*** Source records ***

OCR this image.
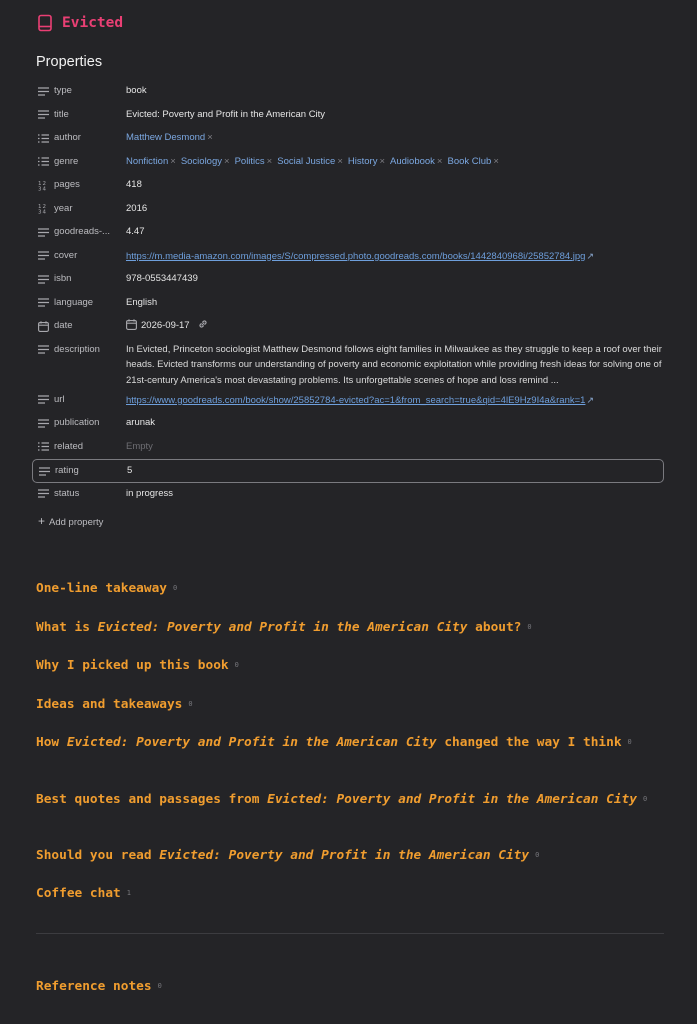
Evicted
Properties
type	book
title	Evicted: Poverty and Profit in the American City
author	Matthew Desmond ×
genre	Nonfiction × Sociology × Politics × Social Justice × History × Audiobook × Book Club ×
1 2
3 4 pages	418
1 2
3 4 year	2016
goodreads-...	4.47
cover	https://m.media-amazon.com/images/S/compressed.photo.goodreads.com/books/1442840968i/25852784.jpg↗
isbn	978-0553447439
language	English
date	2026-09-17
description	In Evicted, Princeton sociologist Matthew Desmond follows eight families in Milwaukee as they struggle to keep a roof over their heads. Evicted transforms our understanding of poverty and economic exploitation while providing fresh ideas for solving one of 21st-century America's most devastating problems. Its unforgettable scenes of hope and loss remind ...
url	https://www.goodreads.com/book/show/25852784-evicted?ac=1&from_search=true&qid=4lE9Hz9I4a&rank=1↗
publication	arunak
related	Empty
rating	5
status	in progress
+ Add property
One-line takeaway 0
What is Evicted: Poverty and Profit in the American City about? 0
Why I picked up this book 0
Ideas and takeaways 0
How Evicted: Poverty and Profit in the American City changed the way I think 0
Best quotes and passages from Evicted: Poverty and Profit in the American City 0
Should you read Evicted: Poverty and Profit in the American City 0
Coffee chat 1
Reference notes 0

***

→ **Short problem**:
Exclude the pictures and transcribe all of the entries exactly.

→ **Output of the exercise**:
OCR this image.
Evicted
Properties
type	book
title	Evicted: Poverty and Profit in the American City
author	Matthew Desmond ×
genre	Nonfiction × Sociology × Politics × Social Justice × History × Audiobook × Book Club ×
1 2
3 4 pages	418
1 2
3 4 year	2016
goodreads-...	4.47
cover	https://m.media-amazon.com/images/S/compressed.photo.goodreads.com/books/1442840968i/25852784.jpg↗
isbn	978-0553447439
language	English
date	2026-09-17
description	In Evicted, Princeton sociologist Matthew Desmond follows eight families in Milwaukee as they struggle to keep a roof over their heads. Evicted transforms our understanding of poverty and economic exploitation while providing fresh ideas for solving one of 21st-century America's most devastating problems. Its unforgettable scenes of hope and loss remind ...
url	https://www.goodreads.com/book/show/25852784-evicted?ac=1&from_search=true&qid=4lE9Hz9I4a&rank=1↗
publication	arunak
related	Empty
rating	5
status	in progress
+ Add property
One-line takeaway 0
What is Evicted: Poverty and Profit in the American City about? 0
Why I picked up this book 0
Ideas and takeaways 0
How Evicted: Poverty and Profit in the American City changed the way I think 0
Best quotes and passages from Evicted: Poverty and Profit in the American City 0
Should you read Evicted: Poverty and Profit in the American City 0
Coffee chat 1
Reference notes 0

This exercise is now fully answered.